• Task goal: Report each line of the data that includes the word "Power".
-- Stored data start --
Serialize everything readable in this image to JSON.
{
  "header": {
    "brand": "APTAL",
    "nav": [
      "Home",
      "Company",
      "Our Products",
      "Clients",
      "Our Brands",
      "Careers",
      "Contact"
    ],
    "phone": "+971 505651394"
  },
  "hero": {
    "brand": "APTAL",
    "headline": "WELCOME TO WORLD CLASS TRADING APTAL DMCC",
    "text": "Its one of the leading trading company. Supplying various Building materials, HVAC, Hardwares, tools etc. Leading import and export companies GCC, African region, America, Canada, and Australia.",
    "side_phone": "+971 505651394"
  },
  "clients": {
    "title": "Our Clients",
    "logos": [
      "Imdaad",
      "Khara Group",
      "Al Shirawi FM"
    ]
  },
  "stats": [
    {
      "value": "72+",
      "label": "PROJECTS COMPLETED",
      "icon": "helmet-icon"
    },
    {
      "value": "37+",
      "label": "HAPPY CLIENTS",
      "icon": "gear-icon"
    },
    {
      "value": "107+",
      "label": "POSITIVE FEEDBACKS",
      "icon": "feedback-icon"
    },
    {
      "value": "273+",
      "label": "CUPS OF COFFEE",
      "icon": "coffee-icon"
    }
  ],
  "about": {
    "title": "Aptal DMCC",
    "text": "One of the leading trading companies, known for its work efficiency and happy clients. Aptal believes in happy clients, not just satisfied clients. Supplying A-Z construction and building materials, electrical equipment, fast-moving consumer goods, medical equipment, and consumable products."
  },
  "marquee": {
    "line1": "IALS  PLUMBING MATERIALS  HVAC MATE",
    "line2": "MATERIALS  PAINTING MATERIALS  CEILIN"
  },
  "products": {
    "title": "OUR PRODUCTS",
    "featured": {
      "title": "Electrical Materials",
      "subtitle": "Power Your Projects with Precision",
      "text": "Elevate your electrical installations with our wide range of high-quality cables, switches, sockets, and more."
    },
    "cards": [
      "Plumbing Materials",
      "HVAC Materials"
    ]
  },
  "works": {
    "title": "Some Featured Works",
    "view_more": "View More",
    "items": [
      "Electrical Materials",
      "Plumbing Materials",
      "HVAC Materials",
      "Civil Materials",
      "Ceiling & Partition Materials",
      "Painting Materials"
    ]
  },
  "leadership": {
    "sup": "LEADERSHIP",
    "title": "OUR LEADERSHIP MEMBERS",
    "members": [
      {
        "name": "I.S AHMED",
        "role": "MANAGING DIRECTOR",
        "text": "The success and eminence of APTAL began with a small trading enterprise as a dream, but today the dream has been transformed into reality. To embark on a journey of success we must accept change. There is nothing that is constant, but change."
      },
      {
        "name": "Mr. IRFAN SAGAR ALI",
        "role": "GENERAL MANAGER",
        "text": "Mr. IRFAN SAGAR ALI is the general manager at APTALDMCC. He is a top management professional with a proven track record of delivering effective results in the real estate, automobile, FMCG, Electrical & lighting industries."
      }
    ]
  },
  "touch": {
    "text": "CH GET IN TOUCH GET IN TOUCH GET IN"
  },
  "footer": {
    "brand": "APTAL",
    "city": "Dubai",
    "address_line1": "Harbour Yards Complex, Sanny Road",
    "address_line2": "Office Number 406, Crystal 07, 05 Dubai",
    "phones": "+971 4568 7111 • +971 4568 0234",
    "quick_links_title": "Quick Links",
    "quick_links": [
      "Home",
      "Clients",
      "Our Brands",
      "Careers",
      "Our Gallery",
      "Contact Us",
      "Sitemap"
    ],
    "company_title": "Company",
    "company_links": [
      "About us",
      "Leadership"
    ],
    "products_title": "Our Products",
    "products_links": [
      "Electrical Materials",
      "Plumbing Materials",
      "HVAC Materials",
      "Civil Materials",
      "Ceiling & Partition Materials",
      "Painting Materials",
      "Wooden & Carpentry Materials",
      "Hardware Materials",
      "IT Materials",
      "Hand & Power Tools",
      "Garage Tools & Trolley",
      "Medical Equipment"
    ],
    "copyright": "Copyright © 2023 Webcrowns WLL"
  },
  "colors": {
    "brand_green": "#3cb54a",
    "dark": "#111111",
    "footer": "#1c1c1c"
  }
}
-- Stored data end --
• Output for this task:
      "subtitle": "Power Your Projects with Precision",
      "Hand & Power Tools",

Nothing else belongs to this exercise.